◆ **TASK DETAILS**
Each line that follows is to be retyped exactly.

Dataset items
┄┄┄┄┄┄

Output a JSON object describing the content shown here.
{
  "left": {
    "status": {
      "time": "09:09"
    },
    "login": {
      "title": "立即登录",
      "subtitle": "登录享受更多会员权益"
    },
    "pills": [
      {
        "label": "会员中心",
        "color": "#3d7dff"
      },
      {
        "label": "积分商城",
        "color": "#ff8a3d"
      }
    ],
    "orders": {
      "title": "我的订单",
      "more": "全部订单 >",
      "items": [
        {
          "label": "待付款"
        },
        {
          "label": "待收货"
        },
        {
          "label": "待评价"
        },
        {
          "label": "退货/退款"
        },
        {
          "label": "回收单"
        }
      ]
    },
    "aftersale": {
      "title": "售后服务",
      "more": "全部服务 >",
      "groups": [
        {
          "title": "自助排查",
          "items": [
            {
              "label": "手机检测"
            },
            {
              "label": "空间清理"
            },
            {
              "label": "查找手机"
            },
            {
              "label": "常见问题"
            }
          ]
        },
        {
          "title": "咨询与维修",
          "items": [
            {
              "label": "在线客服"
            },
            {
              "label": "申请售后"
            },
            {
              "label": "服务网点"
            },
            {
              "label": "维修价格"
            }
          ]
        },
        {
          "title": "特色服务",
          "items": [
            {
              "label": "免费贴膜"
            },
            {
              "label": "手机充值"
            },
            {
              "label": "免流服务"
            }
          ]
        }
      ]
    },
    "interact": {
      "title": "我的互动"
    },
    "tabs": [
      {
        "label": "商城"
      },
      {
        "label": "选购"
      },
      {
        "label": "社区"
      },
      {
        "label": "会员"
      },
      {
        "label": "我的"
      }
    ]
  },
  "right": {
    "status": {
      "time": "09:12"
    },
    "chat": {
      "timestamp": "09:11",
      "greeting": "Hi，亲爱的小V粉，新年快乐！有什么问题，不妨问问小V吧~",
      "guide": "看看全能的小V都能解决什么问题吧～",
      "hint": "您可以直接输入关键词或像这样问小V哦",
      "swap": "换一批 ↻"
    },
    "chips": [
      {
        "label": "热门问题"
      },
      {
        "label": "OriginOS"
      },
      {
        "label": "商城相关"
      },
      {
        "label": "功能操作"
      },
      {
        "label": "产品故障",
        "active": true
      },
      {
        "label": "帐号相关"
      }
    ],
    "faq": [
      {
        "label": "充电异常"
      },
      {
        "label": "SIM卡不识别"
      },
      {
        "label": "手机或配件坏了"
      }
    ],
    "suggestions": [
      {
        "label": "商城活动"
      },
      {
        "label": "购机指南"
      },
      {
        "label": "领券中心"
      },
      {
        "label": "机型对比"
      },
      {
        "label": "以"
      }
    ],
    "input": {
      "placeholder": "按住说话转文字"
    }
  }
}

┄┄┄┄┄┄

◆ **REPLY**
Output a JSON object describing the content shown here.
{
  "left": {
    "status": {
      "time": "09:09"
    },
    "login": {
      "title": "立即登录",
      "subtitle": "登录享受更多会员权益"
    },
    "pills": [
      {
        "label": "会员中心",
        "color": "#3d7dff"
      },
      {
        "label": "积分商城",
        "color": "#ff8a3d"
      }
    ],
    "orders": {
      "title": "我的订单",
      "more": "全部订单 >",
      "items": [
        {
          "label": "待付款"
        },
        {
          "label": "待收货"
        },
        {
          "label": "待评价"
        },
        {
          "label": "退货/退款"
        },
        {
          "label": "回收单"
        }
      ]
    },
    "aftersale": {
      "title": "售后服务",
      "more": "全部服务 >",
      "groups": [
        {
          "title": "自助排查",
          "items": [
            {
              "label": "手机检测"
            },
            {
              "label": "空间清理"
            },
            {
              "label": "查找手机"
            },
            {
              "label": "常见问题"
            }
          ]
        },
        {
          "title": "咨询与维修",
          "items": [
            {
              "label": "在线客服"
            },
            {
              "label": "申请售后"
            },
            {
              "label": "服务网点"
            },
            {
              "label": "维修价格"
            }
          ]
        },
        {
          "title": "特色服务",
          "items": [
            {
              "label": "免费贴膜"
            },
            {
              "label": "手机充值"
            },
            {
              "label": "免流服务"
            }
          ]
        }
      ]
    },
    "interact": {
      "title": "我的互动"
    },
    "tabs": [
      {
        "label": "商城"
      },
      {
        "label": "选购"
      },
      {
        "label": "社区"
      },
      {
        "label": "会员"
      },
      {
        "label": "我的"
      }
    ]
  },
  "right": {
    "status": {
      "time": "09:12"
    },
    "chat": {
      "timestamp": "09:11",
      "greeting": "Hi，亲爱的小V粉，新年快乐！有什么问题，不妨问问小V吧~",
      "guide": "看看全能的小V都能解决什么问题吧～",
      "hint": "您可以直接输入关键词或像这样问小V哦",
      "swap": "换一批 ↻"
    },
    "chips": [
      {
        "label": "热门问题"
      },
      {
        "label": "OriginOS"
      },
      {
        "label": "商城相关"
      },
      {
        "label": "功能操作"
      },
      {
        "label": "产品故障",
        "active": true
      },
      {
        "label": "帐号相关"
      }
    ],
    "faq": [
      {
        "label": "充电异常"
      },
      {
        "label": "SIM卡不识别"
      },
      {
        "label": "手机或配件坏了"
      }
    ],
    "suggestions": [
      {
        "label": "商城活动"
      },
      {
        "label": "购机指南"
      },
      {
        "label": "领券中心"
      },
      {
        "label": "机型对比"
      },
      {
        "label": "以"
      }
    ],
    "input": {
      "placeholder": "按住说话转文字"
    }
  }
}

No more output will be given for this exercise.